» **Short problem**:
Filter the records for lines holding the string "JSON".

[Extracted records]
+-------+

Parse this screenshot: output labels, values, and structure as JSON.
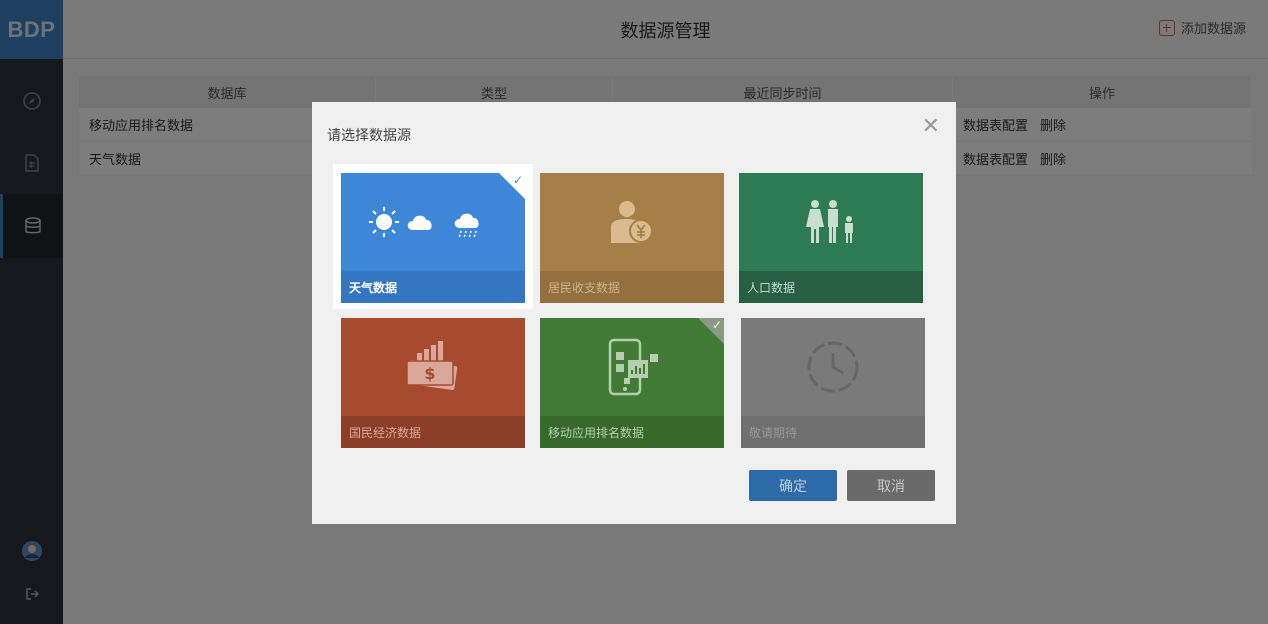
{
  "app": {
    "logo": "BDP",
    "title": "数据源管理",
    "add_label": "添加数据源"
  },
  "table": {
    "headers": [
      "数据库",
      "类型",
      "最近同步时间",
      "操作"
    ],
    "rows": [
      {
        "name": "移动应用排名数据",
        "type": "",
        "time": "",
        "op1": "数据表配置",
        "op2": "删除"
      },
      {
        "name": "天气数据",
        "type": "",
        "time": "",
        "op1": "数据表配置",
        "op2": "删除"
      }
    ]
  },
  "modal": {
    "title": "请选择数据源",
    "tiles": [
      {
        "label": "天气数据",
        "selected": true,
        "checked": true,
        "color": "#3d86d8",
        "icon": "weather-icon"
      },
      {
        "label": "居民收支数据",
        "selected": false,
        "checked": false,
        "color": "#f0a840",
        "icon": "person-yuan-icon"
      },
      {
        "label": "人口数据",
        "selected": false,
        "checked": false,
        "color": "#3a9e6a",
        "icon": "family-icon"
      },
      {
        "label": "国民经济数据",
        "selected": false,
        "checked": false,
        "color": "#e85f3e",
        "icon": "money-chart-icon"
      },
      {
        "label": "移动应用排名数据",
        "selected": false,
        "checked": true,
        "color": "#5cae4a",
        "icon": "mobile-app-icon"
      },
      {
        "label": "敬请期待",
        "selected": false,
        "checked": false,
        "color": "#d9d9d9",
        "icon": "clock-icon"
      }
    ],
    "confirm": "确定",
    "cancel": "取消"
  }
}
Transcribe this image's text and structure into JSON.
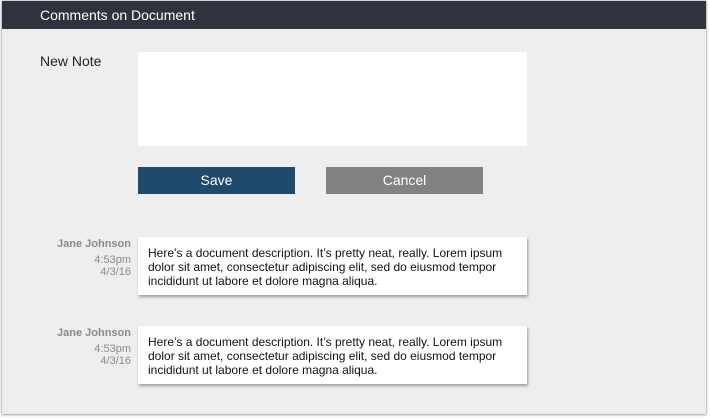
{
  "header": {
    "title": "Comments on Document"
  },
  "new_note": {
    "label": "New Note",
    "value": "",
    "placeholder": ""
  },
  "actions": {
    "save_label": "Save",
    "cancel_label": "Cancel"
  },
  "comments": [
    {
      "author": "Jane Johnson",
      "time": "4:53pm",
      "date": "4/3/16",
      "text": "Here’s a document description. It’s pretty neat, really. Lorem ipsum dolor sit amet, consectetur adipiscing elit, sed do eiusmod tempor incididunt ut labore et dolore magna aliqua."
    },
    {
      "author": "Jane Johnson",
      "time": "4:53pm",
      "date": "4/3/16",
      "text": "Here’s a document description. It’s pretty neat, really. Lorem ipsum dolor sit amet, consectetur adipiscing elit, sed do eiusmod tempor incididunt ut labore et dolore magna aliqua."
    }
  ],
  "colors": {
    "titlebar": "#2f333d",
    "background": "#eeeeee",
    "save_button": "#1f4a6b",
    "cancel_button": "#828282"
  }
}
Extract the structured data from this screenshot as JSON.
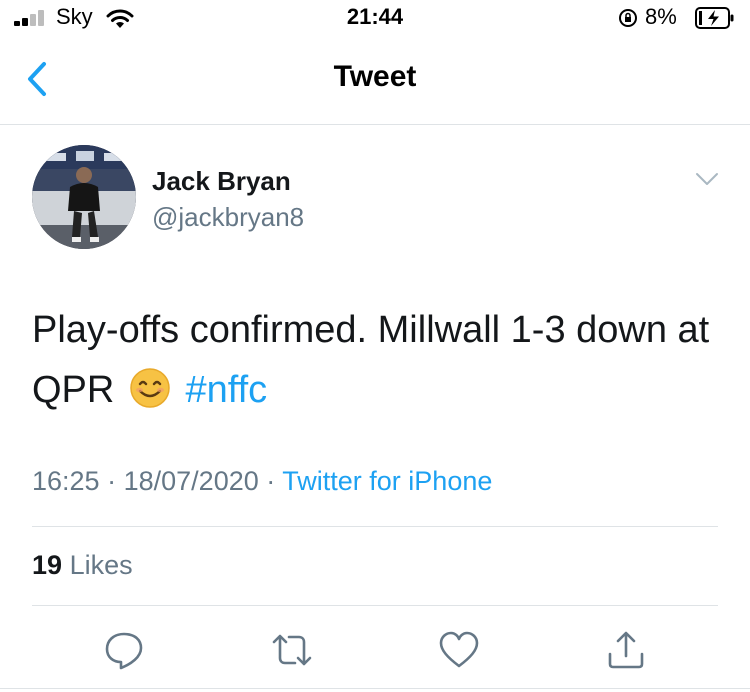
{
  "status_bar": {
    "carrier": "Sky",
    "time": "21:44",
    "battery_percent": "8%",
    "signal_bars": 2,
    "signal_bars_total": 4,
    "icons": [
      "signal-icon",
      "wifi-icon",
      "orientation-lock-icon",
      "battery-charging-icon"
    ]
  },
  "nav": {
    "title": "Tweet",
    "back_icon": "chevron-left-icon"
  },
  "tweet": {
    "author_name": "Jack Bryan",
    "handle": "@jackbryan8",
    "text_main": "Play-offs confirmed. Millwall 1-3 down at QPR",
    "emoji": "smiling-face-icon",
    "hashtag": "#nffc",
    "time": "16:25",
    "separator": "·",
    "date": "18/07/2020",
    "source": "Twitter for iPhone",
    "likes_count": "19",
    "likes_label": "Likes"
  },
  "actions": [
    "reply-icon",
    "retweet-icon",
    "like-icon",
    "share-icon"
  ],
  "colors": {
    "accent": "#1da1f2",
    "text_primary": "#14171a",
    "text_secondary": "#657786",
    "divider": "#dfe3e6",
    "action_icon": "#657786"
  }
}
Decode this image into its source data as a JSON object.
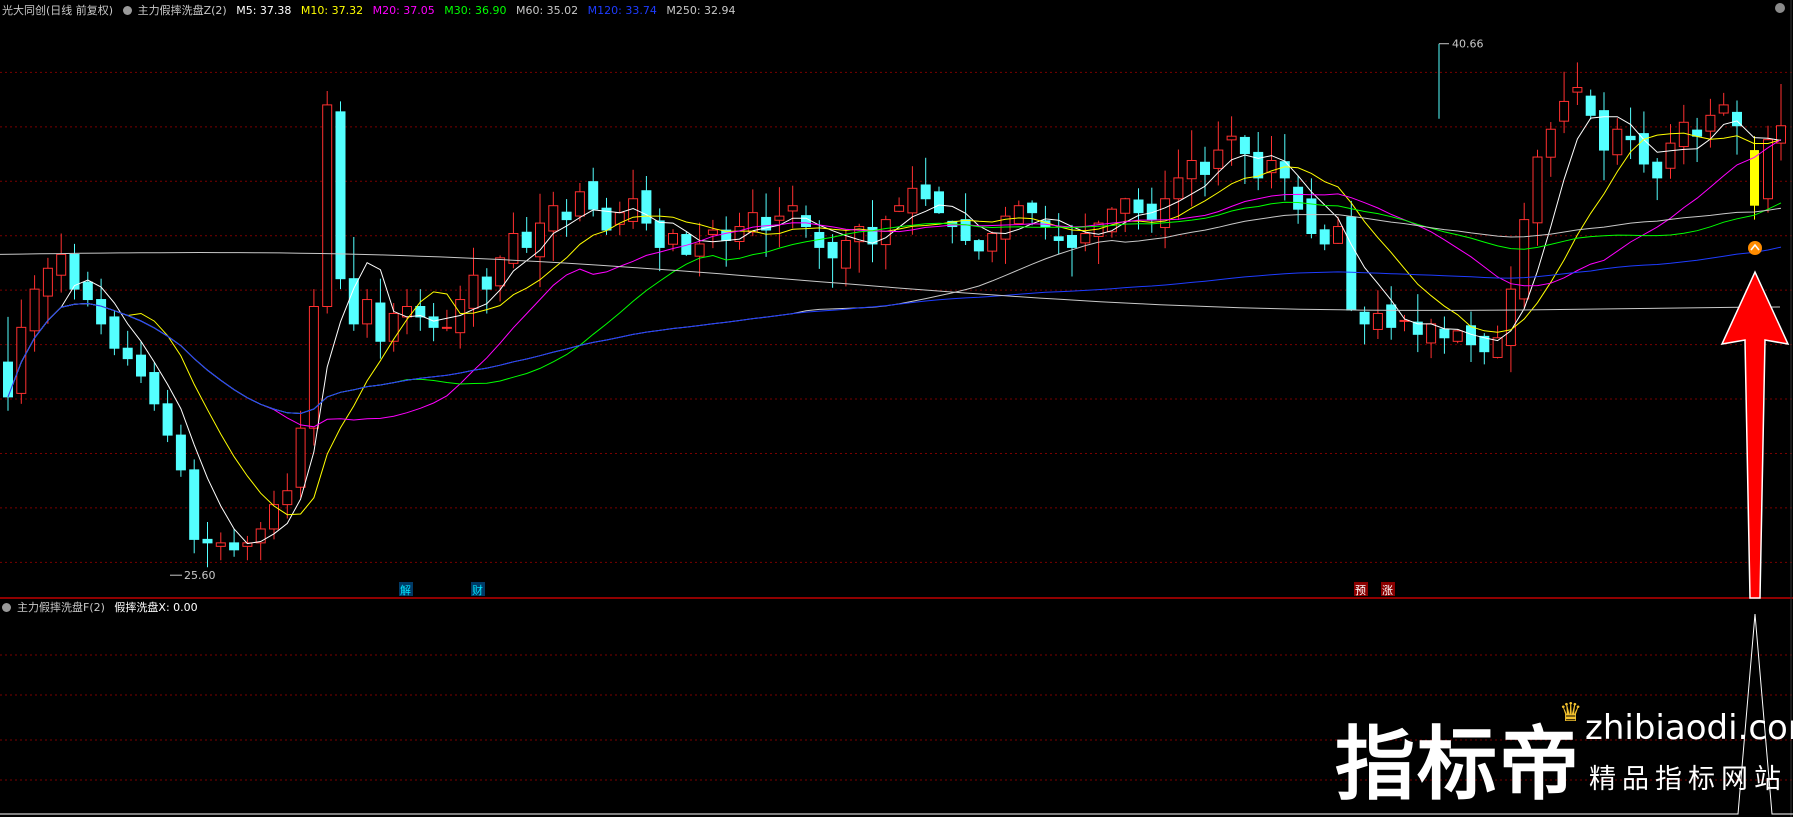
{
  "header": {
    "stock_name": "光大同创(日线 前复权)",
    "indicator_main": "主力假摔洗盘Z(2)",
    "ma_labels": [
      {
        "text": "M5: 37.38",
        "color": "#ffffff"
      },
      {
        "text": "M10: 37.32",
        "color": "#ffff00"
      },
      {
        "text": "M20: 37.05",
        "color": "#ff00ff"
      },
      {
        "text": "M30: 36.90",
        "color": "#00ff00"
      },
      {
        "text": "M60: 35.02",
        "color": "#c8c8c8"
      },
      {
        "text": "M120: 33.74",
        "color": "#1e3cff"
      },
      {
        "text": "M250: 32.94",
        "color": "#c8c8c8"
      }
    ]
  },
  "sub_header": {
    "indicator": "主力假摔洗盘F(2)",
    "value_label": "假摔洗盘X: 0.00"
  },
  "annotations": {
    "high_label": "40.66",
    "low_label": "25.60",
    "event_markers": [
      {
        "text": "解",
        "color": "#00e5ff",
        "bg": "#003a66"
      },
      {
        "text": "财",
        "color": "#00e5ff",
        "bg": "#003a66"
      },
      {
        "text": "预",
        "color": "#ffffff",
        "bg": "#8a0000"
      },
      {
        "text": "涨",
        "color": "#ffffff",
        "bg": "#8a0000"
      }
    ]
  },
  "watermark": {
    "name": "指标帝",
    "domain": "zhibiaodi.com",
    "tagline": "精品指标网站"
  },
  "colors": {
    "up": "#ff3030",
    "down": "#54ffff",
    "signal": "#ffff00",
    "grid": "#7a0000",
    "divider": "#c00000",
    "arrow": "#ff0000"
  },
  "chart_data": {
    "type": "candlestick",
    "ylim": [
      24.8,
      41.4
    ],
    "ohlc": [
      [
        31.5,
        32.8,
        30.1,
        30.5
      ],
      [
        30.6,
        33.3,
        30.3,
        32.5
      ],
      [
        32.4,
        34.0,
        31.8,
        33.6
      ],
      [
        33.4,
        34.5,
        32.6,
        34.2
      ],
      [
        34.0,
        35.2,
        33.5,
        34.6
      ],
      [
        34.6,
        34.9,
        33.3,
        33.6
      ],
      [
        33.8,
        34.1,
        33.1,
        33.3
      ],
      [
        33.3,
        33.9,
        32.3,
        32.6
      ],
      [
        32.8,
        33.0,
        31.7,
        31.9
      ],
      [
        31.9,
        32.4,
        31.4,
        31.6
      ],
      [
        31.7,
        32.1,
        30.9,
        31.1
      ],
      [
        31.2,
        31.5,
        30.1,
        30.3
      ],
      [
        30.3,
        30.7,
        29.2,
        29.4
      ],
      [
        29.4,
        29.7,
        28.2,
        28.4
      ],
      [
        28.4,
        28.7,
        26.0,
        26.4
      ],
      [
        26.4,
        26.9,
        25.6,
        26.3
      ],
      [
        26.2,
        26.6,
        25.8,
        26.3
      ],
      [
        26.3,
        26.7,
        25.9,
        26.1
      ],
      [
        26.2,
        26.5,
        25.8,
        26.3
      ],
      [
        26.3,
        26.9,
        25.8,
        26.7
      ],
      [
        26.7,
        27.8,
        26.4,
        27.4
      ],
      [
        27.4,
        28.3,
        27.0,
        27.8
      ],
      [
        27.9,
        30.1,
        27.6,
        29.6
      ],
      [
        29.6,
        33.6,
        29.1,
        33.1
      ],
      [
        33.1,
        39.3,
        32.9,
        38.9
      ],
      [
        38.7,
        39.0,
        33.6,
        33.9
      ],
      [
        33.9,
        35.1,
        32.4,
        32.6
      ],
      [
        32.6,
        33.6,
        32.2,
        33.3
      ],
      [
        33.2,
        33.9,
        31.6,
        32.1
      ],
      [
        32.1,
        33.2,
        31.8,
        32.9
      ],
      [
        32.8,
        33.6,
        32.3,
        33.1
      ],
      [
        33.1,
        33.6,
        32.4,
        32.8
      ],
      [
        32.8,
        33.2,
        32.1,
        32.5
      ]
    ],
    "candles_note": "visible daily candles; full series continues to the right edge",
    "high": 40.66,
    "low": 25.6
  }
}
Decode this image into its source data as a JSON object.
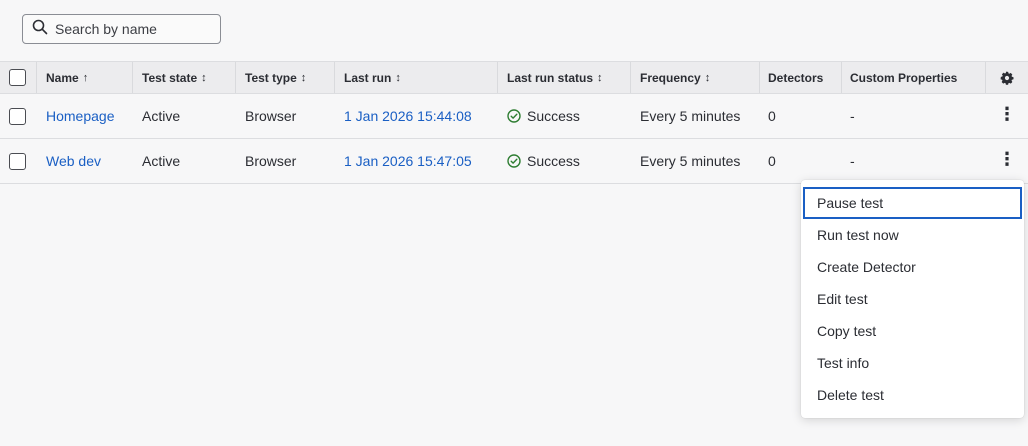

+-------+

» **Answer to the exercise**:
Parse this screenshot: output labels, values, and structure as JSON.
Transcribe this image's text and structure into JSON.
Extract the structured data from this screenshot as JSON.
Decode this image into its source data as a JSON object.
Decode this image into its source data as a JSON object.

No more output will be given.